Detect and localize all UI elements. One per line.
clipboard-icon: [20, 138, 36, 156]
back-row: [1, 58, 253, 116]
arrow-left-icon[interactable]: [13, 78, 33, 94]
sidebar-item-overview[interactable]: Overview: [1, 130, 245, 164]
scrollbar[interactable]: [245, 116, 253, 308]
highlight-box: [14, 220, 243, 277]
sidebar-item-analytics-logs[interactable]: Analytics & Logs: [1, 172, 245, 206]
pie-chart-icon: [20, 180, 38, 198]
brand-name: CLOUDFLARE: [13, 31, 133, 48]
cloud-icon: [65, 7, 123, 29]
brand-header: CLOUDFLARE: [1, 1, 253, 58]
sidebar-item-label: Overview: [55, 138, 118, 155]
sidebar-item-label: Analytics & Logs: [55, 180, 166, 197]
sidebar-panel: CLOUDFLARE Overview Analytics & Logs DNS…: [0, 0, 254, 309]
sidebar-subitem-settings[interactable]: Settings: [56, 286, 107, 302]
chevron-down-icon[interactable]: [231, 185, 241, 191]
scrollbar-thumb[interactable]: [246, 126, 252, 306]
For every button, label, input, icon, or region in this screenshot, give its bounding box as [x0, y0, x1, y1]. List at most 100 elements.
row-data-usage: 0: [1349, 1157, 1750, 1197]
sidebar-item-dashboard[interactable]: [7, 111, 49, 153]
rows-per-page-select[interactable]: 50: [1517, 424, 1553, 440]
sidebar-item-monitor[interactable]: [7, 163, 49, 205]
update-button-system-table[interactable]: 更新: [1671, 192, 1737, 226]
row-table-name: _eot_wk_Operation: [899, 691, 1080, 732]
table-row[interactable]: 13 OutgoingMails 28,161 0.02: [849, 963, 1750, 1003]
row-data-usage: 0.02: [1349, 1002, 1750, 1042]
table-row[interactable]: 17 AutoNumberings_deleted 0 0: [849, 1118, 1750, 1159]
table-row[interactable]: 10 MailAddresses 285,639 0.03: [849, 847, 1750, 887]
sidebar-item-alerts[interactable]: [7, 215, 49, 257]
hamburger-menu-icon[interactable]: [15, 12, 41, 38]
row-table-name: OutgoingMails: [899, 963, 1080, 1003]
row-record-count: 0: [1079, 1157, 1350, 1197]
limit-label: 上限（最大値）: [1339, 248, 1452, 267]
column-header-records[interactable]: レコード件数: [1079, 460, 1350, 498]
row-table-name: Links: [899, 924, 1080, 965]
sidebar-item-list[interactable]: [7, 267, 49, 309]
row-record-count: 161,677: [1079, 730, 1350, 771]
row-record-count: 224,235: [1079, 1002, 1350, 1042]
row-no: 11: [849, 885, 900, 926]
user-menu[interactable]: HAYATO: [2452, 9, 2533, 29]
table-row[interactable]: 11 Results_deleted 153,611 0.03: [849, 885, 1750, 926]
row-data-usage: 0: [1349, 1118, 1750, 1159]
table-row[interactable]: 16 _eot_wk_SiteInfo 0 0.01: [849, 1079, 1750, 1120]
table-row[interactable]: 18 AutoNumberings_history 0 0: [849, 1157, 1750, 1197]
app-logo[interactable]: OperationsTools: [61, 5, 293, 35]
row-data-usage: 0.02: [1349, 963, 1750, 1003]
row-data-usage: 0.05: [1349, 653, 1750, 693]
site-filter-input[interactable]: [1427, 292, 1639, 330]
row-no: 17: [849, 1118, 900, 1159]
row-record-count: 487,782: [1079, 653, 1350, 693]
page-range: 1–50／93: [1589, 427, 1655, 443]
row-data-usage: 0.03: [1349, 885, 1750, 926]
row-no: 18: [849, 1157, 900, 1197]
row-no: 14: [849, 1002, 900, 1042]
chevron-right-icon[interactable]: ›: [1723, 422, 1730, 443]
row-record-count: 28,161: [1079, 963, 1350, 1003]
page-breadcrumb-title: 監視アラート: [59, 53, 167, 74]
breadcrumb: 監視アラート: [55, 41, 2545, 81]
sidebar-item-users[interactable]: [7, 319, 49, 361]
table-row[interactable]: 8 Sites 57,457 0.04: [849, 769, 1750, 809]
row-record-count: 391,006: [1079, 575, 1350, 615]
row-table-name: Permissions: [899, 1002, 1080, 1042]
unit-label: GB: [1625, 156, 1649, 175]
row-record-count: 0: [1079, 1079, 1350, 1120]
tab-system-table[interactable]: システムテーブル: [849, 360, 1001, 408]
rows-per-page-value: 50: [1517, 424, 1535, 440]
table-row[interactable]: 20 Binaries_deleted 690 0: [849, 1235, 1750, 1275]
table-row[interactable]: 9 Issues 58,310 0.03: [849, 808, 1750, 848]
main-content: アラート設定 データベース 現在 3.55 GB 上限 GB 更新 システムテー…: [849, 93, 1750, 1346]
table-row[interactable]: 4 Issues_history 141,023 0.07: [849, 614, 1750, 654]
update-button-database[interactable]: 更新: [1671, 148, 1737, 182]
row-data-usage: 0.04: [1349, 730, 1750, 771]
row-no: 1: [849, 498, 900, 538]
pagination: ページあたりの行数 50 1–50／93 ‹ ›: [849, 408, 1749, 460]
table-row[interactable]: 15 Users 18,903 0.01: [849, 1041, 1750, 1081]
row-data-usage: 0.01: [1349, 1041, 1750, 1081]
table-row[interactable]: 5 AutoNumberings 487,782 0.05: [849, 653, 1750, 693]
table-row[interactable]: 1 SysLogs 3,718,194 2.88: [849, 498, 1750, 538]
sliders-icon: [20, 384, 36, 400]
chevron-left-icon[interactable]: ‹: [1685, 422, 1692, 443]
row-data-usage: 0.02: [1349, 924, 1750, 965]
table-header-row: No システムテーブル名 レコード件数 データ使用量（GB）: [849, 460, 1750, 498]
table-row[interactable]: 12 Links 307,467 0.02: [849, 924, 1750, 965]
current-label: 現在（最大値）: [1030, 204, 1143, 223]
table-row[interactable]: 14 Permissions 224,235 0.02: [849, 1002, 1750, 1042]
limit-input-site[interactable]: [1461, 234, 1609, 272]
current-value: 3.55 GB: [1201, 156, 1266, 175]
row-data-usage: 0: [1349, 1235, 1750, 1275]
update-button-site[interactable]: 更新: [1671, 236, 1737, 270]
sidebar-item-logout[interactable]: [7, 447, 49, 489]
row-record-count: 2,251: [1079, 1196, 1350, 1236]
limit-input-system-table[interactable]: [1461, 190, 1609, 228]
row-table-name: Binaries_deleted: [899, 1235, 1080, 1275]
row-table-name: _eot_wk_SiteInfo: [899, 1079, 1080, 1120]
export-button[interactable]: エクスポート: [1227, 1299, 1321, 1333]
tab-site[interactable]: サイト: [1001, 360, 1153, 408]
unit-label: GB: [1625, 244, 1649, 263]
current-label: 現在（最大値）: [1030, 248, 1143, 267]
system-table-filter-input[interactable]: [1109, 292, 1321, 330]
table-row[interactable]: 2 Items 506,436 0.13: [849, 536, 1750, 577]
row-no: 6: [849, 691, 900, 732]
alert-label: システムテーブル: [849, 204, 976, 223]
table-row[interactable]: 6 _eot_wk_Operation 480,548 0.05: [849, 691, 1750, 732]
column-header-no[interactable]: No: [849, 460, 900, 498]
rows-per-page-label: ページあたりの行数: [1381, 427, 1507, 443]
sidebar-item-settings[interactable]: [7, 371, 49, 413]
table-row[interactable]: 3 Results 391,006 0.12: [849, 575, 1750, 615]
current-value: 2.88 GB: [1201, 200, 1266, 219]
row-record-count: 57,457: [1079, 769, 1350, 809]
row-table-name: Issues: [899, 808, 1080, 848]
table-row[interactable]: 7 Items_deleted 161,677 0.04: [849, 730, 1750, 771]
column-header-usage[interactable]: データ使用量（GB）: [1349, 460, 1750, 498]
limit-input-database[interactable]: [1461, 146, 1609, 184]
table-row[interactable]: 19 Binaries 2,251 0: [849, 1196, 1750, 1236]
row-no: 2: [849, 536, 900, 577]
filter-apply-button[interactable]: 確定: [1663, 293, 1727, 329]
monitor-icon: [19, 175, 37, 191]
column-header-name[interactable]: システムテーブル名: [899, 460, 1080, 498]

PROBLEM STATEMENT =
Reproduce every line verbatim, from the beginning of the records down to and including the line that contains "sidebar-item-dashboard[interactable]: [7, 111, 49, 153]".

EXERCISE RESULT =
Detect and localize all UI elements. One per line.
clipboard-icon: [20, 138, 36, 156]
back-row: [1, 58, 253, 116]
arrow-left-icon[interactable]: [13, 78, 33, 94]
sidebar-item-overview[interactable]: Overview: [1, 130, 245, 164]
scrollbar[interactable]: [245, 116, 253, 308]
highlight-box: [14, 220, 243, 277]
sidebar-item-analytics-logs[interactable]: Analytics & Logs: [1, 172, 245, 206]
pie-chart-icon: [20, 180, 38, 198]
brand-name: CLOUDFLARE: [13, 31, 133, 48]
cloud-icon: [65, 7, 123, 29]
brand-header: CLOUDFLARE: [1, 1, 253, 58]
sidebar-item-label: Overview: [55, 138, 118, 155]
sidebar-item-label: Analytics & Logs: [55, 180, 166, 197]
sidebar-panel: CLOUDFLARE Overview Analytics & Logs DNS…: [0, 0, 254, 309]
sidebar-subitem-settings[interactable]: Settings: [56, 286, 107, 302]
chevron-down-icon[interactable]: [231, 185, 241, 191]
scrollbar-thumb[interactable]: [246, 126, 252, 306]
For every button, label, input, icon, or region in this screenshot, give its bounding box as [x0, y0, x1, y1]. List at most 100 elements.
row-data-usage: 0: [1349, 1157, 1750, 1197]
sidebar-item-dashboard[interactable]: [7, 111, 49, 153]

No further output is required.